◆ **GOAL**
Gather all lines with "Zamawiającego" from the records.

◆ **EXTRACTED MATERIAL**
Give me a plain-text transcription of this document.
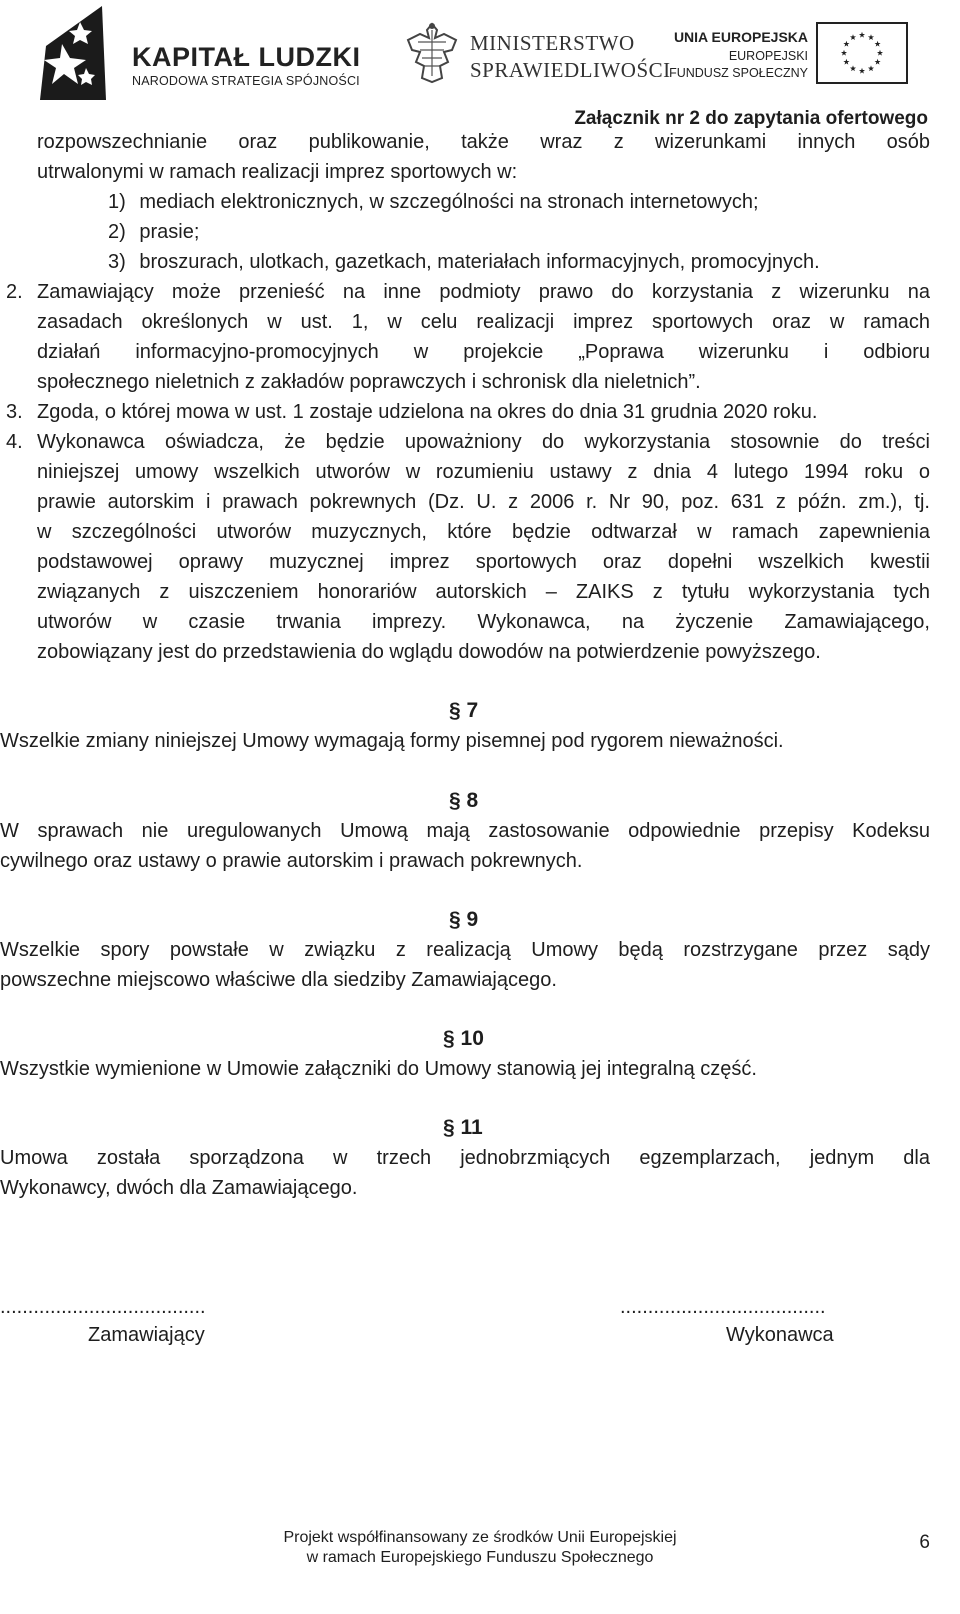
KAPITAŁ LUDZKI
NARODOWA STRATEGIA SPÓJNOŚCI
MINISTERSTWO
SPRAWIEDLIWOŚCI
UNIA EUROPEJSKA
EUROPEJSKI
FUNDUSZ SPOŁECZNY
Załącznik nr 2 do zapytania ofertowego
rozpowszechnianie oraz publikowanie, także wraz z wizerunkami innych osób
utrwalonymi w ramach realizacji imprez sportowych w:
1) mediach elektronicznych, w szczególności na stronach internetowych;
2) prasie;
3) broszurach, ulotkach, gazetkach, materiałach informacyjnych, promocyjnych.
2. Zamawiający może przenieść na inne podmioty prawo do korzystania z wizerunku na
zasadach określonych w ust. 1, w celu realizacji imprez sportowych oraz w ramach
działań informacyjno-promocyjnych w projekcie „Poprawa wizerunku i odbioru
społecznego nieletnich z zakładów poprawczych i schronisk dla nieletnich”.
3. Zgoda, o której mowa w ust. 1 zostaje udzielona na okres do dnia 31 grudnia 2020 roku.
4. Wykonawca oświadcza, że będzie upoważniony do wykorzystania stosownie do treści
niniejszej umowy wszelkich utworów w rozumieniu ustawy z dnia 4 lutego 1994 roku o
prawie autorskim i prawach pokrewnych (Dz. U. z 2006 r. Nr 90, poz. 631 z późn. zm.), tj.
w szczególności utworów muzycznych, które będzie odtwarzał w ramach zapewnienia
podstawowej oprawy muzycznej imprez sportowych oraz dopełni wszelkich kwestii
związanych z uiszczeniem honorariów autorskich – ZAIKS z tytułu wykorzystania tych
utworów w czasie trwania imprezy. Wykonawca, na życzenie Zamawiającego,
zobowiązany jest do przedstawienia do wglądu dowodów na potwierdzenie powyższego.
§ 7
Wszelkie zmiany niniejszej Umowy wymagają formy pisemnej pod rygorem nieważności.
§ 8
W sprawach nie uregulowanych Umową mają zastosowanie odpowiednie przepisy Kodeksu
cywilnego oraz ustawy o prawie autorskim i prawach pokrewnych.
§ 9
Wszelkie spory powstałe w związku z realizacją Umowy będą rozstrzygane przez sądy
powszechne miejscowo właściwe dla siedziby Zamawiającego.
§ 10
Wszystkie wymienione w Umowie załączniki do Umowy stanowią jej integralną część.
§ 11
Umowa została sporządzona w trzech jednobrzmiących egzemplarzach, jednym dla
Wykonawcy, dwóch dla Zamawiającego.
.....................................	.....................................
Zamawiający	Wykonawca
Projekt współfinansowany ze środków Unii Europejskiej
w ramach Europejskiego Funduszu Społecznego
6
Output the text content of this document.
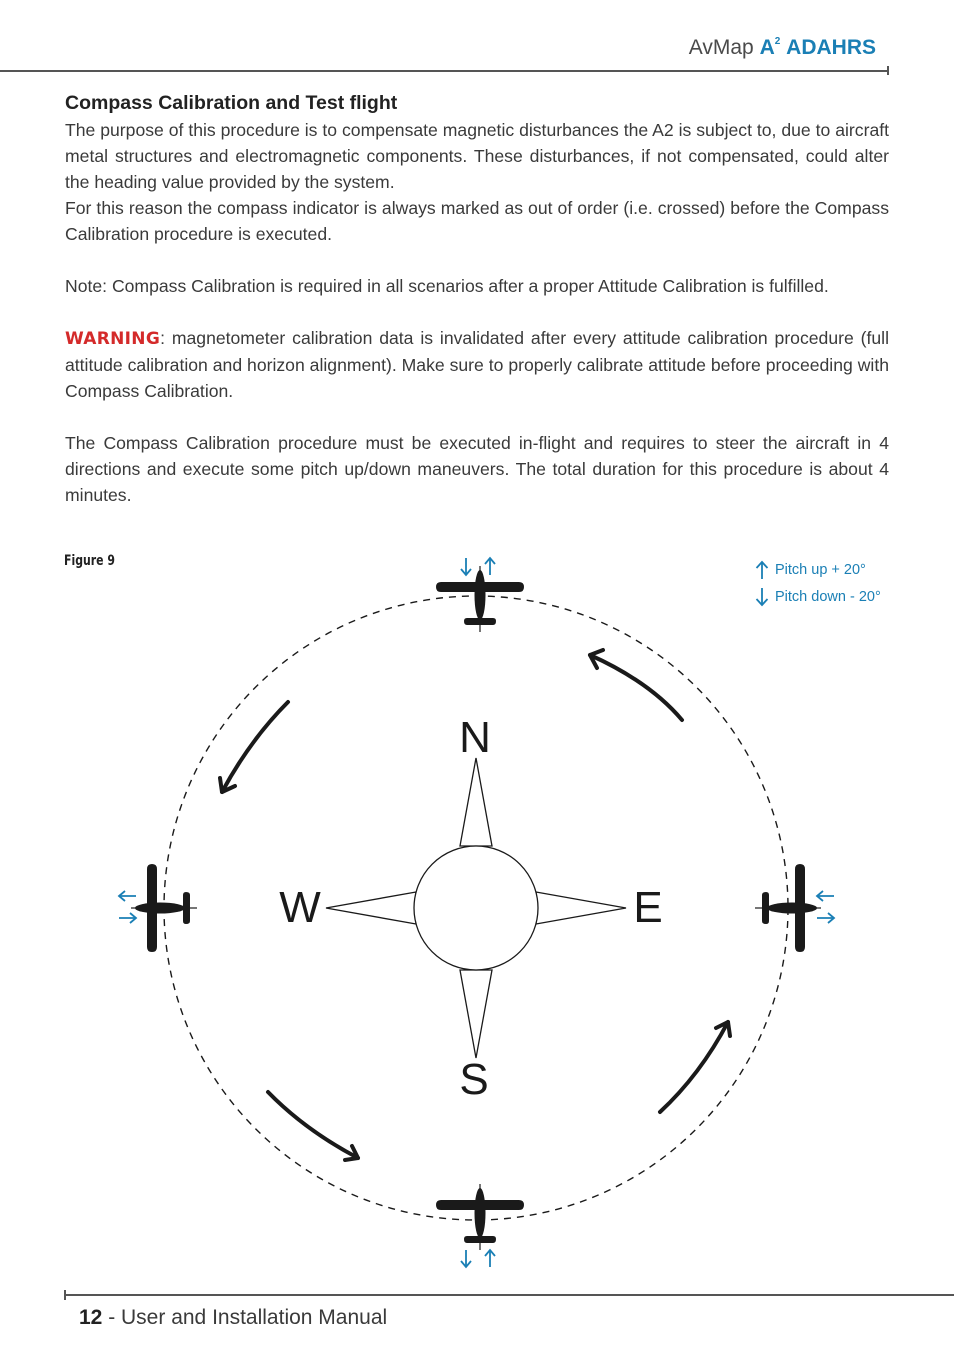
AvMap $A^2$ ADAHRS
Compass Calibration and Test flight

The purpose of this procedure is to compensate magnetic disturbances the A2 is subject to, due to aircraft metal structures and electromagnetic components. These disturbances, if not compensated, could alter the heading value provided by the system.

For this reason the compass indicator is always marked as out of order (i.e. crossed) before the Compass Calibration procedure is executed.

Note: Compass Calibration is required in all scenarios after a proper Attitude Calibration is fulfilled.

WARNING: magnetometer calibration data is invalidated after every attitude calibration procedure (full attitude calibration and horizon alignment). Make sure to properly calibrate attitude before proceeding with Compass Calibration.

The Compass Calibration procedure must be executed in-flight and requires to steer the aircraft in 4 directions and execute some pitch up/down maneuvers. The total duration for this procedure is about 4 minutes.

Figure 9
Pitch up + 20°
Pitch down - 20°
N
E
S
W
12 - User and Installation Manual
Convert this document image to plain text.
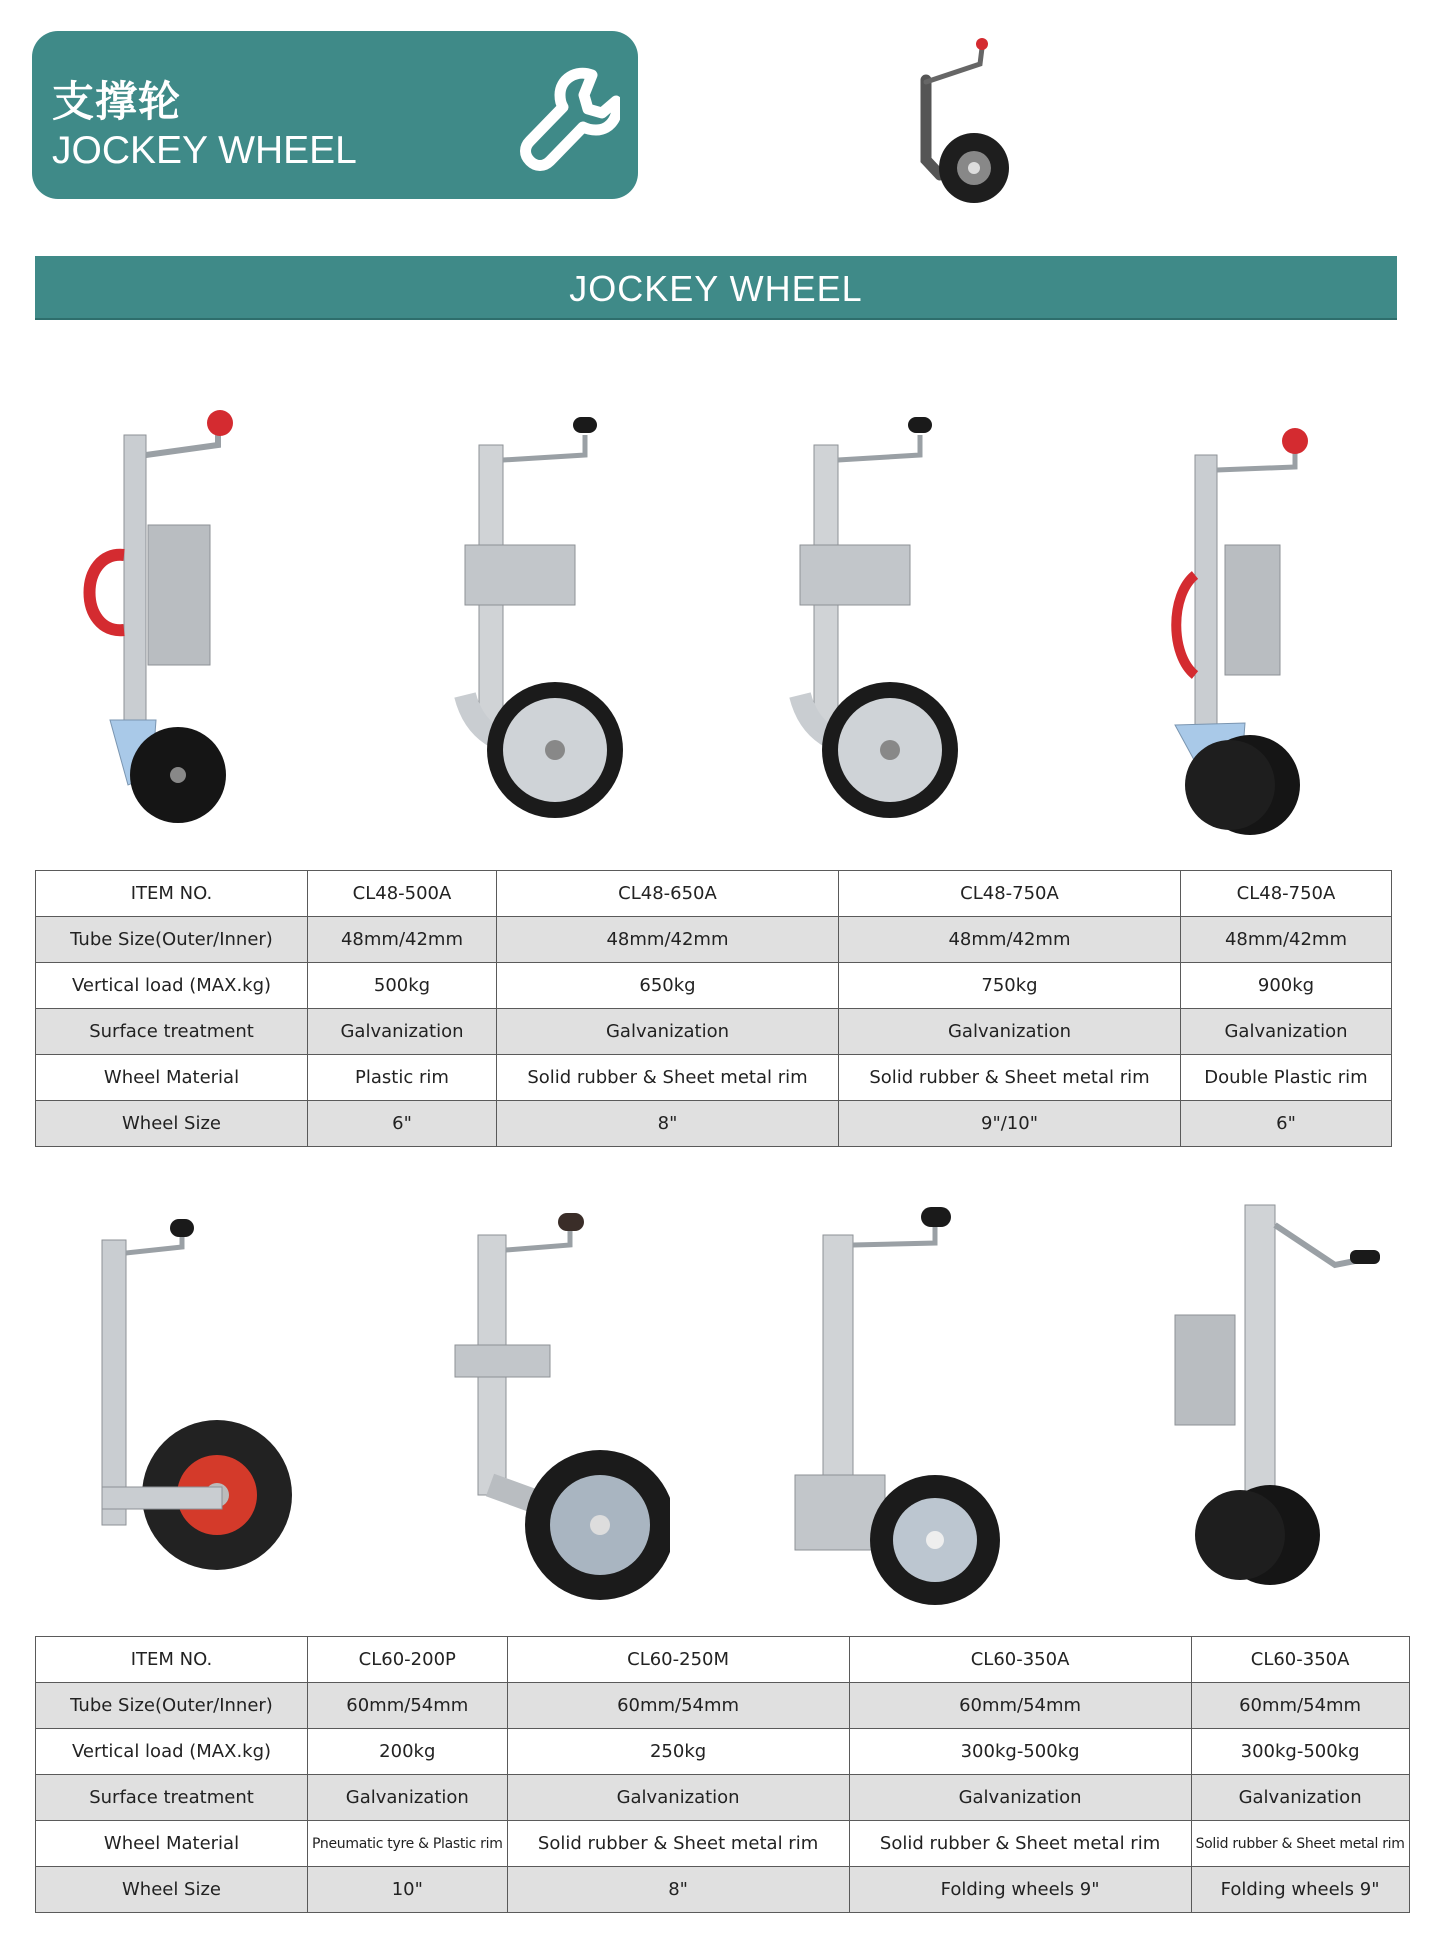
支撑轮
JOCKEY WHEEL
JOCKEY WHEEL
ITEM NO.	CL48-500A	CL48-650A	CL48-750A	CL48-750A
Tube Size(Outer/Inner)	48mm/42mm	48mm/42mm	48mm/42mm	48mm/42mm
Vertical load (MAX.kg)	500kg	650kg	750kg	900kg
Surface treatment	Galvanization	Galvanization	Galvanization	Galvanization
Wheel Material	Plastic rim	Solid rubber & Sheet metal rim	Solid rubber & Sheet metal rim	Double Plastic rim
Wheel Size	6"	8"	9"/10"	6"
ITEM NO.	CL60-200P	CL60-250M	CL60-350A	CL60-350A
Tube Size(Outer/Inner)	60mm/54mm	60mm/54mm	60mm/54mm	60mm/54mm
Vertical load (MAX.kg)	200kg	250kg	300kg-500kg	300kg-500kg
Surface treatment	Galvanization	Galvanization	Galvanization	Galvanization
Wheel Material	Pneumatic tyre & Plastic rim	Solid rubber & Sheet metal rim	Solid rubber & Sheet metal rim	Solid rubber & Sheet metal rim
Wheel Size	10"	8"	Folding wheels 9"	Folding wheels 9"
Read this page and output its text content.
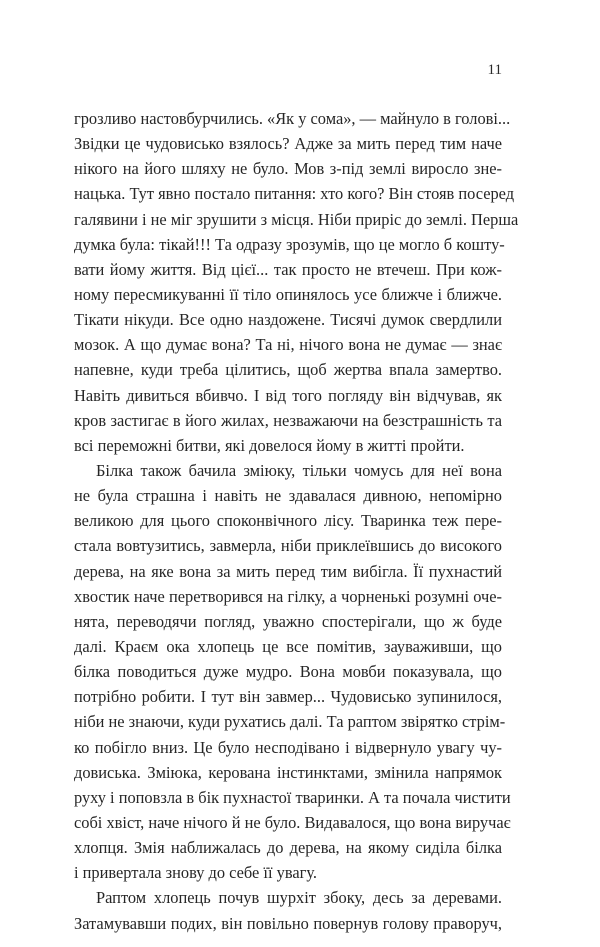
11
грозливо настовбурчились. «Як у сома», — майнуло в голові...
Звідки це чудовисько взялось? Адже за мить перед тим наче
нікого на його шляху не було. Мов з-під землі виросло зне-
нацька. Тут явно постало питання: хто кого? Він стояв посеред
галявини і не міг зрушити з місця. Ніби приріс до землі. Перша
думка була: тікай!!! Та одразу зрозумів, що це могло б кошту-
вати йому життя. Від цієї... так просто не втечеш. При кож-
ному пересмикуванні її тіло опинялось усе ближче і ближче.
Тікати нікуди. Все одно наздожене. Тисячі думок свердлили
мозок. А що думає вона? Та ні, нічого вона не думає — знає
напевне, куди треба цілитись, щоб жертва впала замертво.
Навіть дивиться вбивчо. І від того погляду він відчував, як
кров застигає в його жилах, незважаючи на безстрашність та
всі переможні битви, які довелося йому в житті пройти.
Білка також бачила зміюку, тільки чомусь для неї вона
не була страшна і навіть не здавалася дивною, непомірно
великою для цього споконвічного лісу. Тваринка теж пере-
стала вовтузитись, завмерла, ніби приклеївшись до високого
дерева, на яке вона за мить перед тим вибігла. Її пухнастий
хвостик наче перетворився на гілку, а чорненькі розумні оче-
нята, переводячи погляд, уважно спостерігали, що ж буде
далі. Краєм ока хлопець це все помітив, зауваживши, що
білка поводиться дуже мудро. Вона мовби показувала, що
потрібно робити. І тут він завмер... Чудовисько зупинилося,
ніби не знаючи, куди рухатись далі. Та раптом звірятко стрім-
ко побігло вниз. Це було несподівано і відвернуло увагу чу-
довиська. Змiюка, керована інстинктами, змінила напрямок
руху і поповзла в бік пухнастої тваринки. А та почала чистити
собі хвіст, наче нічого й не було. Видавалося, що вона виручає
хлопця. Змія наближалась до дерева, на якому сиділа білка
і привертала знову до себе її увагу.
Раптом хлопець почув шурхіт збоку, десь за деревами.
Затамувавши подих, він повільно повернув голову праворуч,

◆ **THE OUTPUT**
utworów w czasie trwania imprezy. Wykonawca, na życzenie Zamawiającego,
powszechne miejscowo właściwe dla siedziby Zamawiającego.
Wykonawcy, dwóch dla Zamawiającego.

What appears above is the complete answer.